◆ Aim:
In this exercise, return the whole listing exactly, excluding any images.

◆ Material provided:
════════

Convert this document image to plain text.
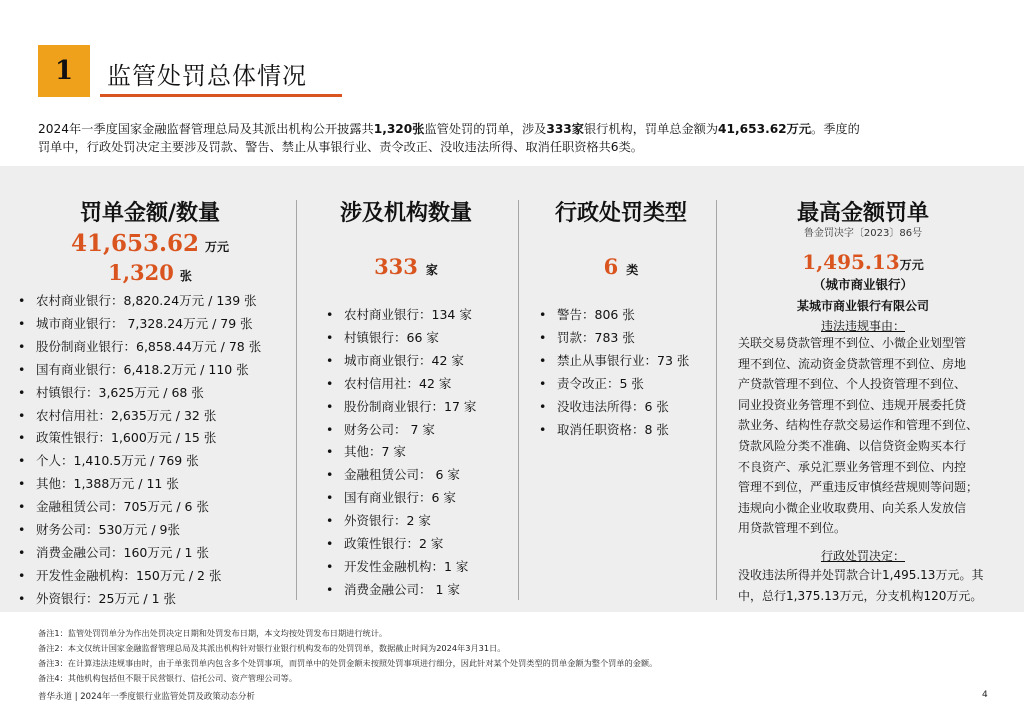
1 监管处罚总体情况
2024年一季度国家金融监督管理总局及其派出机构公开披露共1,320张监管处罚的罚单，涉及333家银行机构，罚单总金额为41,653.62万元。季度的
罚单中，行政处罚决定主要涉及罚款、警告、禁止从事银行业、责令改正、没收违法所得、取消任职资格共6类。
罚单金额/数量
41,653.62 万元
1,320 张
• 农村商业银行：8,820.24万元 / 139 张
• 城市商业银行： 7,328.24万元 / 79 张
• 股份制商业银行：6,858.44万元 / 78 张
• 国有商业银行：6,418.2万元 / 110 张
• 村镇银行：3,625万元 / 68 张
• 农村信用社：2,635万元 / 32 张
• 政策性银行：1,600万元 / 15 张
• 个人：1,410.5万元 / 769 张
• 其他：1,388万元 / 11 张
• 金融租赁公司：705万元 / 6 张
• 财务公司：530万元 / 9张
• 消费金融公司：160万元 / 1 张
• 开发性金融机构：150万元 / 2 张
• 外资银行：25万元 / 1 张
涉及机构数量
333 家
• 农村商业银行：134 家
• 村镇银行：66 家
• 城市商业银行：42 家
• 农村信用社：42 家
• 股份制商业银行：17 家
• 财务公司： 7 家
• 其他：7 家
• 金融租赁公司： 6 家
• 国有商业银行：6 家
• 外资银行：2 家
• 政策性银行：2 家
• 开发性金融机构：1 家
• 消费金融公司： 1 家
行政处罚类型
6 类
• 警告：806 张
• 罚款：783 张
• 禁止从事银行业：73 张
• 责令改正：5 张
• 没收违法所得：6 张
• 取消任职资格：8 张
最高金额罚单
鲁金罚决字〔2023〕86号
1,495.13万元
（城市商业银行）
某城市商业银行有限公司
违法违规事由：
关联交易贷款管理不到位、小微企业划型管
理不到位、流动资金贷款管理不到位、房地
产贷款管理不到位、个人投资管理不到位、
同业投资业务管理不到位、违规开展委托贷
款业务、结构性存款交易运作和管理不到位、
贷款风险分类不准确、以信贷资金购买本行
不良资产、承兑汇票业务管理不到位、内控
管理不到位，严重违反审慎经营规则等问题；
违规向小微企业收取费用、向关系人发放信
用贷款管理不到位。
行政处罚决定：
没收违法所得并处罚款合计1,495.13万元。其
中，总行1,375.13万元，分支机构120万元。
备注1：监管处罚罚单分为作出处罚决定日期和处罚发布日期，本文均按处罚发布日期进行统计。
备注2：本文仅统计国家金融监督管理总局及其派出机构针对银行业银行机构发布的处罚罚单，数据截止时间为2024年3月31日。
备注3：在计算违法违规事由时，由于单张罚单内包含多个处罚事项，而罚单中的处罚金额未按照处罚事项进行细分，因此针对某个处罚类型的罚单金额为整个罚单的金额。
备注4：其他机构包括但不限于民营银行、信托公司、资产管理公司等。
普华永道 | 2024年一季度银行业监管处罚及政策动态分析	4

════════

◆ Exercise output:
Convert this document image to plain text.
1 监管处罚总体情况
2024年一季度国家金融监督管理总局及其派出机构公开披露共1,320张监管处罚的罚单，涉及333家银行机构，罚单总金额为41,653.62万元。季度的
罚单中，行政处罚决定主要涉及罚款、警告、禁止从事银行业、责令改正、没收违法所得、取消任职资格共6类。
罚单金额/数量
41,653.62 万元
1,320 张
• 农村商业银行：8,820.24万元 / 139 张
• 城市商业银行： 7,328.24万元 / 79 张
• 股份制商业银行：6,858.44万元 / 78 张
• 国有商业银行：6,418.2万元 / 110 张
• 村镇银行：3,625万元 / 68 张
• 农村信用社：2,635万元 / 32 张
• 政策性银行：1,600万元 / 15 张
• 个人：1,410.5万元 / 769 张
• 其他：1,388万元 / 11 张
• 金融租赁公司：705万元 / 6 张
• 财务公司：530万元 / 9张
• 消费金融公司：160万元 / 1 张
• 开发性金融机构：150万元 / 2 张
• 外资银行：25万元 / 1 张
涉及机构数量
333 家
• 农村商业银行：134 家
• 村镇银行：66 家
• 城市商业银行：42 家
• 农村信用社：42 家
• 股份制商业银行：17 家
• 财务公司： 7 家
• 其他：7 家
• 金融租赁公司： 6 家
• 国有商业银行：6 家
• 外资银行：2 家
• 政策性银行：2 家
• 开发性金融机构：1 家
• 消费金融公司： 1 家
行政处罚类型
6 类
• 警告：806 张
• 罚款：783 张
• 禁止从事银行业：73 张
• 责令改正：5 张
• 没收违法所得：6 张
• 取消任职资格：8 张
最高金额罚单
鲁金罚决字〔2023〕86号
1,495.13万元
（城市商业银行）
某城市商业银行有限公司
违法违规事由：
关联交易贷款管理不到位、小微企业划型管
理不到位、流动资金贷款管理不到位、房地
产贷款管理不到位、个人投资管理不到位、
同业投资业务管理不到位、违规开展委托贷
款业务、结构性存款交易运作和管理不到位、
贷款风险分类不准确、以信贷资金购买本行
不良资产、承兑汇票业务管理不到位、内控
管理不到位，严重违反审慎经营规则等问题；
违规向小微企业收取费用、向关系人发放信
用贷款管理不到位。
行政处罚决定：
没收违法所得并处罚款合计1,495.13万元。其
中，总行1,375.13万元，分支机构120万元。
备注1：监管处罚罚单分为作出处罚决定日期和处罚发布日期，本文均按处罚发布日期进行统计。
备注2：本文仅统计国家金融监督管理总局及其派出机构针对银行业银行机构发布的处罚罚单，数据截止时间为2024年3月31日。
备注3：在计算违法违规事由时，由于单张罚单内包含多个处罚事项，而罚单中的处罚金额未按照处罚事项进行细分，因此针对某个处罚类型的罚单金额为整个罚单的金额。
备注4：其他机构包括但不限于民营银行、信托公司、资产管理公司等。
普华永道 | 2024年一季度银行业监管处罚及政策动态分析	4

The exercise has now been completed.